Saved entries
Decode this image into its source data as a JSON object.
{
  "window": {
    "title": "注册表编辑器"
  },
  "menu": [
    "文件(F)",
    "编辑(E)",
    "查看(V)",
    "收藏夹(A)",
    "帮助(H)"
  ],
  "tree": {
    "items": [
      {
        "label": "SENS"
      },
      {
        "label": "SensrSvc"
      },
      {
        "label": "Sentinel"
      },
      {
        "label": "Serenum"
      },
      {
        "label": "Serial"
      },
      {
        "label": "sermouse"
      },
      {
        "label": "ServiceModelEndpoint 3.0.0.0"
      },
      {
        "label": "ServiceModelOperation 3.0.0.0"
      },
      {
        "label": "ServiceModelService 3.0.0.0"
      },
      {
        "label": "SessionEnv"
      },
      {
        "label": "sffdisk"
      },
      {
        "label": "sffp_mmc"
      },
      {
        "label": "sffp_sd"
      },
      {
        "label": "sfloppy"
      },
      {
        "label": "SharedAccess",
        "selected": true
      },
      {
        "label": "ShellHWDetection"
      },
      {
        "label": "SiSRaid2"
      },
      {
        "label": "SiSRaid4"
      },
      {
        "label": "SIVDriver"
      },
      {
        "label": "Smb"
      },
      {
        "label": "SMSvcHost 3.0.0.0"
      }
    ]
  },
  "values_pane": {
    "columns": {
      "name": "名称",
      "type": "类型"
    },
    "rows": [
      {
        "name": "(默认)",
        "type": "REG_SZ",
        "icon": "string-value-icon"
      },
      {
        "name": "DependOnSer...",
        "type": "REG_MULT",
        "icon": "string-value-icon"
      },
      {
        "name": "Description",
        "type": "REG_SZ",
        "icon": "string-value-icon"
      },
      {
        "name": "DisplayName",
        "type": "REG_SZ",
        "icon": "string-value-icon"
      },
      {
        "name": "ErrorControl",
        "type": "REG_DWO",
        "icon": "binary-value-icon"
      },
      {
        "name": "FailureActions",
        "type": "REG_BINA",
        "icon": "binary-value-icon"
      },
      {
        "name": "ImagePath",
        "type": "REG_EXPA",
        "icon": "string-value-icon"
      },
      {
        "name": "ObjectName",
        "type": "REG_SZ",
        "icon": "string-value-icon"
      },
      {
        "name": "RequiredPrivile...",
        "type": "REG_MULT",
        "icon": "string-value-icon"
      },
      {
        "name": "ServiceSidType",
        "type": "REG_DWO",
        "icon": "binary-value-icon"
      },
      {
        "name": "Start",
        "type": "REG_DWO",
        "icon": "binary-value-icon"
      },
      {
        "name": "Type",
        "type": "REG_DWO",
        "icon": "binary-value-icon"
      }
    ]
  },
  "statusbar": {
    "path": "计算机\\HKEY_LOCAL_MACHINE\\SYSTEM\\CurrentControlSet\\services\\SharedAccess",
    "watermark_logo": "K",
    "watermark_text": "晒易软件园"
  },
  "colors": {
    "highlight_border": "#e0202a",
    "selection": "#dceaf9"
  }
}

WHAT IS REQUIRED: Reproduce the data in its entirety, matching each character.

RESULT OF THE EXERCISE:
Decode this image into its source data as a JSON object.
{
  "window": {
    "title": "注册表编辑器"
  },
  "menu": [
    "文件(F)",
    "编辑(E)",
    "查看(V)",
    "收藏夹(A)",
    "帮助(H)"
  ],
  "tree": {
    "items": [
      {
        "label": "SENS"
      },
      {
        "label": "SensrSvc"
      },
      {
        "label": "Sentinel"
      },
      {
        "label": "Serenum"
      },
      {
        "label": "Serial"
      },
      {
        "label": "sermouse"
      },
      {
        "label": "ServiceModelEndpoint 3.0.0.0"
      },
      {
        "label": "ServiceModelOperation 3.0.0.0"
      },
      {
        "label": "ServiceModelService 3.0.0.0"
      },
      {
        "label": "SessionEnv"
      },
      {
        "label": "sffdisk"
      },
      {
        "label": "sffp_mmc"
      },
      {
        "label": "sffp_sd"
      },
      {
        "label": "sfloppy"
      },
      {
        "label": "SharedAccess",
        "selected": true
      },
      {
        "label": "ShellHWDetection"
      },
      {
        "label": "SiSRaid2"
      },
      {
        "label": "SiSRaid4"
      },
      {
        "label": "SIVDriver"
      },
      {
        "label": "Smb"
      },
      {
        "label": "SMSvcHost 3.0.0.0"
      }
    ]
  },
  "values_pane": {
    "columns": {
      "name": "名称",
      "type": "类型"
    },
    "rows": [
      {
        "name": "(默认)",
        "type": "REG_SZ",
        "icon": "string-value-icon"
      },
      {
        "name": "DependOnSer...",
        "type": "REG_MULT",
        "icon": "string-value-icon"
      },
      {
        "name": "Description",
        "type": "REG_SZ",
        "icon": "string-value-icon"
      },
      {
        "name": "DisplayName",
        "type": "REG_SZ",
        "icon": "string-value-icon"
      },
      {
        "name": "ErrorControl",
        "type": "REG_DWO",
        "icon": "binary-value-icon"
      },
      {
        "name": "FailureActions",
        "type": "REG_BINA",
        "icon": "binary-value-icon"
      },
      {
        "name": "ImagePath",
        "type": "REG_EXPA",
        "icon": "string-value-icon"
      },
      {
        "name": "ObjectName",
        "type": "REG_SZ",
        "icon": "string-value-icon"
      },
      {
        "name": "RequiredPrivile...",
        "type": "REG_MULT",
        "icon": "string-value-icon"
      },
      {
        "name": "ServiceSidType",
        "type": "REG_DWO",
        "icon": "binary-value-icon"
      },
      {
        "name": "Start",
        "type": "REG_DWO",
        "icon": "binary-value-icon"
      },
      {
        "name": "Type",
        "type": "REG_DWO",
        "icon": "binary-value-icon"
      }
    ]
  },
  "statusbar": {
    "path": "计算机\\HKEY_LOCAL_MACHINE\\SYSTEM\\CurrentControlSet\\services\\SharedAccess",
    "watermark_logo": "K",
    "watermark_text": "晒易软件园"
  },
  "colors": {
    "highlight_border": "#e0202a",
    "selection": "#dceaf9"
  }
}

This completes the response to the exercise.